▸ **What is being asked**
Copy out all the lines in the records that include the word "long".

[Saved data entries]

⟨

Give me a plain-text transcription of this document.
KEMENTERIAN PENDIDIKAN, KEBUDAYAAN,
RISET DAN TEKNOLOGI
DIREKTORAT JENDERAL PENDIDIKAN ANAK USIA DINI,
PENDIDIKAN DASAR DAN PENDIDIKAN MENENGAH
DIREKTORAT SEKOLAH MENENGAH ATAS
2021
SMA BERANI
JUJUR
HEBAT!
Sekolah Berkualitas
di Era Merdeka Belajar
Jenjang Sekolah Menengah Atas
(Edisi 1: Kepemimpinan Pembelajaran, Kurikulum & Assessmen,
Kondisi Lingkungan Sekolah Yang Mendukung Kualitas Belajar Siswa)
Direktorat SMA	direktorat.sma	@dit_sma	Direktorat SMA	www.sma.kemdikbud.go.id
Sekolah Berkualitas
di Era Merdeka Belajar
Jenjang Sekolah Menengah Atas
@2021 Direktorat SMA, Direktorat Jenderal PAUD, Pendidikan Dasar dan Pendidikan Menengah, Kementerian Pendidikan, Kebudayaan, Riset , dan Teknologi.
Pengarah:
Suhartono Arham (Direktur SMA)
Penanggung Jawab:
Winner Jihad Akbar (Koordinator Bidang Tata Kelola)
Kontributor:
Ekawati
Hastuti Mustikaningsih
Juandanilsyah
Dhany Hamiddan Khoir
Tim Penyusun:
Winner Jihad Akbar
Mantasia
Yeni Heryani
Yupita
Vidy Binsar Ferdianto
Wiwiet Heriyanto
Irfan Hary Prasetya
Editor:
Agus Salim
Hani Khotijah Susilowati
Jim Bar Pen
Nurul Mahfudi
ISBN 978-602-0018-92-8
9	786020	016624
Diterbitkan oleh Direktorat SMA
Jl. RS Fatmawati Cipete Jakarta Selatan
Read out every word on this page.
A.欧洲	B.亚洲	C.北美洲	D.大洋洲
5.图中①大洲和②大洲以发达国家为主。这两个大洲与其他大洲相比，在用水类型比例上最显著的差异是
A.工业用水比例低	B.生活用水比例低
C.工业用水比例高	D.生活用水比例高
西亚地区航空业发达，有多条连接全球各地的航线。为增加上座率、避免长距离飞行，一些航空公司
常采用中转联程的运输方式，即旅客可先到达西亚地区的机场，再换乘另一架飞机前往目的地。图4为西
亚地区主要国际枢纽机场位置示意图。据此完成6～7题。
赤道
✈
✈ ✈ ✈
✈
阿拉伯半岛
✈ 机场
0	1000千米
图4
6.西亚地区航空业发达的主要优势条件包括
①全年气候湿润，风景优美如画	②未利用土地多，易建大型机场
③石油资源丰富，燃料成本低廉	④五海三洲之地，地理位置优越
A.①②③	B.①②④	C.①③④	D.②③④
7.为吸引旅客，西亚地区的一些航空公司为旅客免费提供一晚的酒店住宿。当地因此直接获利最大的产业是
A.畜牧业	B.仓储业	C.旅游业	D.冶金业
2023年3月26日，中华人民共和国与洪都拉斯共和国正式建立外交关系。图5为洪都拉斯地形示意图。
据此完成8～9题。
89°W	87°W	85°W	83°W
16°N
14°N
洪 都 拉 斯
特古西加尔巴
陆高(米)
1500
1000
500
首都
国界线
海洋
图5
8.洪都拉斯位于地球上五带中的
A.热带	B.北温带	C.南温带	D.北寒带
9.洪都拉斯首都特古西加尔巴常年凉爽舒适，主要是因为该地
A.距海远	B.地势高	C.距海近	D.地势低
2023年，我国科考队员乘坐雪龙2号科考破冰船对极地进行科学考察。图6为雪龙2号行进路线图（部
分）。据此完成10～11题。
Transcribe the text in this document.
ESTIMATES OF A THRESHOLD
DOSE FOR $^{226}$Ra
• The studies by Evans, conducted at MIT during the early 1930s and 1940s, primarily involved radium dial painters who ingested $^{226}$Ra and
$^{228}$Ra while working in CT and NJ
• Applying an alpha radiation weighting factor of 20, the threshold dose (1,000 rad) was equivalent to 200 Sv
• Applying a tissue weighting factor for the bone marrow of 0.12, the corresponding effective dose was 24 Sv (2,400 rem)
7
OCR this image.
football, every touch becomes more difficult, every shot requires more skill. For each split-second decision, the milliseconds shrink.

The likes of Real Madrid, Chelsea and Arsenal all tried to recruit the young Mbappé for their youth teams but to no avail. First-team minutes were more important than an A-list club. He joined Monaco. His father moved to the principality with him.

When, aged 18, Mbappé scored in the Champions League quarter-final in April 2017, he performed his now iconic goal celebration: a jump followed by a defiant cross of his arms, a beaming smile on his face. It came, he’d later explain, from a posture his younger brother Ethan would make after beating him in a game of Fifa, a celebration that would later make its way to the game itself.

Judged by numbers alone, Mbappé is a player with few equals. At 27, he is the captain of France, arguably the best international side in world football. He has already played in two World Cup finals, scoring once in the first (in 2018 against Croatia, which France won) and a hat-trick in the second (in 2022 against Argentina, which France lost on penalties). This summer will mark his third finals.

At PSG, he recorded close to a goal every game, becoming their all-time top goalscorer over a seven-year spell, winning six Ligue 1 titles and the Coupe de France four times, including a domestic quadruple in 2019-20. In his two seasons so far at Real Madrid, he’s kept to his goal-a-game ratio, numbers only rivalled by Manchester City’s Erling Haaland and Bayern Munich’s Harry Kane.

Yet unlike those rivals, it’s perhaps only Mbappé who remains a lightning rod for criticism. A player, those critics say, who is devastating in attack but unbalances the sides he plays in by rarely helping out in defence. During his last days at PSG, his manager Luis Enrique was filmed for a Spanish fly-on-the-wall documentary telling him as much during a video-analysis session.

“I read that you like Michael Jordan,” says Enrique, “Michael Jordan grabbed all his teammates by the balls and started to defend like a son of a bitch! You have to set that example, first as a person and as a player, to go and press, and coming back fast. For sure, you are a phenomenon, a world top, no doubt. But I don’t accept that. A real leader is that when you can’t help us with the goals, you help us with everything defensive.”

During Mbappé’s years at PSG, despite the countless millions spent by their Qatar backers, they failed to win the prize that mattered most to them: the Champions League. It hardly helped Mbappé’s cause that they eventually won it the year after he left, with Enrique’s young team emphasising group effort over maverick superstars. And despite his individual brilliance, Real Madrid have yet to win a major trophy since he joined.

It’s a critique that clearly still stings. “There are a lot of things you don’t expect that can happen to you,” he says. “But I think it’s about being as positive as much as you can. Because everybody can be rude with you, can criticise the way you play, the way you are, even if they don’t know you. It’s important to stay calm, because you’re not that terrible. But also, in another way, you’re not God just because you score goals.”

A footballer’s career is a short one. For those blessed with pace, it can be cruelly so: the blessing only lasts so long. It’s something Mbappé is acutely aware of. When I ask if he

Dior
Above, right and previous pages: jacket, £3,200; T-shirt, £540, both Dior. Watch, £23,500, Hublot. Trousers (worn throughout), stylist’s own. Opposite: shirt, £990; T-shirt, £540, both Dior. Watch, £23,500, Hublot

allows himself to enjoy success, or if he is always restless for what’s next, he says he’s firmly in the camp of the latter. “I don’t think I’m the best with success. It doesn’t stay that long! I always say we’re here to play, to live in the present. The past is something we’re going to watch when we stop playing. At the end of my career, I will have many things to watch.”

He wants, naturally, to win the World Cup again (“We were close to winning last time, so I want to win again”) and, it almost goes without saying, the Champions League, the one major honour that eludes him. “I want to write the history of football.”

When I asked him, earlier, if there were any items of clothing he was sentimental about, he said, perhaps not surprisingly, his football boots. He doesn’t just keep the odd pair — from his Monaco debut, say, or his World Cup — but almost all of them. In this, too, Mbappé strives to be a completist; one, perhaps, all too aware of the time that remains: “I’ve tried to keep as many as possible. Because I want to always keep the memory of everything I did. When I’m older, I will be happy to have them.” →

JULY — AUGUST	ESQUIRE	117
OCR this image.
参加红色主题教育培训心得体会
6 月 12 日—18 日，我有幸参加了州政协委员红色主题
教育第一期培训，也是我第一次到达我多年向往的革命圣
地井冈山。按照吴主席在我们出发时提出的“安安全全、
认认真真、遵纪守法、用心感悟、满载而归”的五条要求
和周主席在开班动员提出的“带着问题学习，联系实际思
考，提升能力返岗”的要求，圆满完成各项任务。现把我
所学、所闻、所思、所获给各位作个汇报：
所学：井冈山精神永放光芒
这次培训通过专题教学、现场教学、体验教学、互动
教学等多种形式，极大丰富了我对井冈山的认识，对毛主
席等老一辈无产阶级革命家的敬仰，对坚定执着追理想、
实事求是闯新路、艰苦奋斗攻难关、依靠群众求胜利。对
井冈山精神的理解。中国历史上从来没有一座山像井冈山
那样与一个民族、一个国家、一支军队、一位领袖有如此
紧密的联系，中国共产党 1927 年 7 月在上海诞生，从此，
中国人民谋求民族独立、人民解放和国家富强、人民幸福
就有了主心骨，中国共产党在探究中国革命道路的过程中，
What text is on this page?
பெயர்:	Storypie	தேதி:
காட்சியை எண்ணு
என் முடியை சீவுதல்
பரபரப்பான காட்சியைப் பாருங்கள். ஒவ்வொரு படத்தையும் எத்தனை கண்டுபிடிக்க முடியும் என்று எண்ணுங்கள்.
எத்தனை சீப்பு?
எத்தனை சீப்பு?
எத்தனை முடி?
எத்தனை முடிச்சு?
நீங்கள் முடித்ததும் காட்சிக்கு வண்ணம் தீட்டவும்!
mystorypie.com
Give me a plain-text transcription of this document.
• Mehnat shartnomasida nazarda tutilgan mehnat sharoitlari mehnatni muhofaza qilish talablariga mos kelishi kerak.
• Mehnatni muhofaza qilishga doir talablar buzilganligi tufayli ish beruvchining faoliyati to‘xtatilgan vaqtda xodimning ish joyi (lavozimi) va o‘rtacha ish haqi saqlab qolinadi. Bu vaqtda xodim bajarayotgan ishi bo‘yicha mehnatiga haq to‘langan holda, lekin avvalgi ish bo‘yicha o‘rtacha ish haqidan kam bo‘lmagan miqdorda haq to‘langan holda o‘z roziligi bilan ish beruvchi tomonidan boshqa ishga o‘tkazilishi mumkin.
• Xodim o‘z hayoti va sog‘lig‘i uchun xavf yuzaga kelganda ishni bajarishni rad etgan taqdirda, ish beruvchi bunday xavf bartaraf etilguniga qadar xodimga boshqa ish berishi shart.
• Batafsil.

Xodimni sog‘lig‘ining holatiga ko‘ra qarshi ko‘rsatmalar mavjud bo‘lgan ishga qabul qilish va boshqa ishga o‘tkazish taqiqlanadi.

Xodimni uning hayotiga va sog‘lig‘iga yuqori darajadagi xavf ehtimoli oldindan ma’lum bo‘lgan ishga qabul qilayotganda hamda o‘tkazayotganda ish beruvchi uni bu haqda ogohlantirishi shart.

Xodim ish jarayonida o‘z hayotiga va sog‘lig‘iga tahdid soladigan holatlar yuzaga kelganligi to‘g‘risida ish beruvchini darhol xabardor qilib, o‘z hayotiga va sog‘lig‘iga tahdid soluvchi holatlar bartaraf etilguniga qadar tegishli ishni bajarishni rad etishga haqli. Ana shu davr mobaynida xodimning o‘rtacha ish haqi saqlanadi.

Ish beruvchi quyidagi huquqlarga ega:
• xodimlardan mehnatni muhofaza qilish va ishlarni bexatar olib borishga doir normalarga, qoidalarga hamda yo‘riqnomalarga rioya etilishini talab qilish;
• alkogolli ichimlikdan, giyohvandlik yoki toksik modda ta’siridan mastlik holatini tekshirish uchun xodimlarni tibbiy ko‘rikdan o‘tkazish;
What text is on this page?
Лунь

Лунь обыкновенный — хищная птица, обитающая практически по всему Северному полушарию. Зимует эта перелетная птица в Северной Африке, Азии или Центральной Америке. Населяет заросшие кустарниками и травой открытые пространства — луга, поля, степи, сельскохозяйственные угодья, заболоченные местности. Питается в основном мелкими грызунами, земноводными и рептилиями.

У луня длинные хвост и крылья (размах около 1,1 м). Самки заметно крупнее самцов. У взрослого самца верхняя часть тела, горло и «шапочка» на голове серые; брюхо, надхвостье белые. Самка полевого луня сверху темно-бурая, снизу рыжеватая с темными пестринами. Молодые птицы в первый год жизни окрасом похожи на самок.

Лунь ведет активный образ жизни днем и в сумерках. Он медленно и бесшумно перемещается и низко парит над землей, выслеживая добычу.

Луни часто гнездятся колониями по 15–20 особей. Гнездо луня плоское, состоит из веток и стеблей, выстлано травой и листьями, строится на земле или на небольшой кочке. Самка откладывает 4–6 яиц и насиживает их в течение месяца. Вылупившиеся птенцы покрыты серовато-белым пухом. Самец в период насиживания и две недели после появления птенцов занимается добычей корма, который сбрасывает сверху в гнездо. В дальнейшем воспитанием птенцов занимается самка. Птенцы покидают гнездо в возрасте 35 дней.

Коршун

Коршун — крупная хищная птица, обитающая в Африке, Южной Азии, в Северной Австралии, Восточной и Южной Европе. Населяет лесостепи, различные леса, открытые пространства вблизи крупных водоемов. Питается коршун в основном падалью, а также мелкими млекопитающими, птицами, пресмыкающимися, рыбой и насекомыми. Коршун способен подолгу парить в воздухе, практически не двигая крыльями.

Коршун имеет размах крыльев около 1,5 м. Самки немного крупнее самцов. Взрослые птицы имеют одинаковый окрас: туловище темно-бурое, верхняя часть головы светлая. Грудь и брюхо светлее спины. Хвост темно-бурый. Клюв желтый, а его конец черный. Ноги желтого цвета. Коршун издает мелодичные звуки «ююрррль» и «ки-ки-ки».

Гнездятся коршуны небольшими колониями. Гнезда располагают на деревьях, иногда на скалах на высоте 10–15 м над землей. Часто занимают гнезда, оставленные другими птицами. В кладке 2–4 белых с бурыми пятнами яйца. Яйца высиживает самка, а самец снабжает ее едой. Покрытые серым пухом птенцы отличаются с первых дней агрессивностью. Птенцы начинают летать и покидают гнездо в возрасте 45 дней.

⟩

▸ **Solution to this exercise**
A footballer’s career is a short one. For those blessed with pace, it can be cruelly so: the blessing only lasts so long. It’s something Mbappé is acutely aware of. When I ask if he
allows himself to enjoy success, or if he is always restless for what’s next, he says he’s firmly in the camp of the latter. “I don’t think I’m the best with success. It doesn’t stay that long! I always say we’re here to play, to live in the present. The past is something we’re going to watch when we stop playing. At the end of my career, I will have many things to watch.”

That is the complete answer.